* STATED EXERCISE *
Write out all entries word for word.

* EXTRACTED RECORDS *
########
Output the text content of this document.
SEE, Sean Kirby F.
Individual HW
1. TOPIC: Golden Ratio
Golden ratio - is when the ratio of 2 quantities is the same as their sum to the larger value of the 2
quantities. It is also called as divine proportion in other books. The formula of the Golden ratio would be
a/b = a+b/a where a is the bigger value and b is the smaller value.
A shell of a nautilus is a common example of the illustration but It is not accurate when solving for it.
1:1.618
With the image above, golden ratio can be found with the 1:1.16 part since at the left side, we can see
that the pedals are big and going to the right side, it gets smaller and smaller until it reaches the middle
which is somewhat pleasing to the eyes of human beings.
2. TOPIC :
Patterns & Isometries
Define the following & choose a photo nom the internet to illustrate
########
* SOLUTION TO THIS PROBLEM *
Output the text content of this document.
SEE, Sean Kirby F.
Individual HW
1. TOPIC: Golden Ratio
Golden ratio - is when the ratio of 2 quantities is the same as their sum to the larger value of the 2
quantities. It is also called as divine proportion in other books. The formula of the Golden ratio would be
a/b = a+b/a where a is the bigger value and b is the smaller value.
A shell of a nautilus is a common example of the illustration but It is not accurate when solving for it.
1:1.618
With the image above, golden ratio can be found with the 1:1.16 part since at the left side, we can see
that the pedals are big and going to the right side, it gets smaller and smaller until it reaches the middle
which is somewhat pleasing to the eyes of human beings.
2. TOPIC :
Patterns & Isometries
Define the following & choose a photo nom the internet to illustrate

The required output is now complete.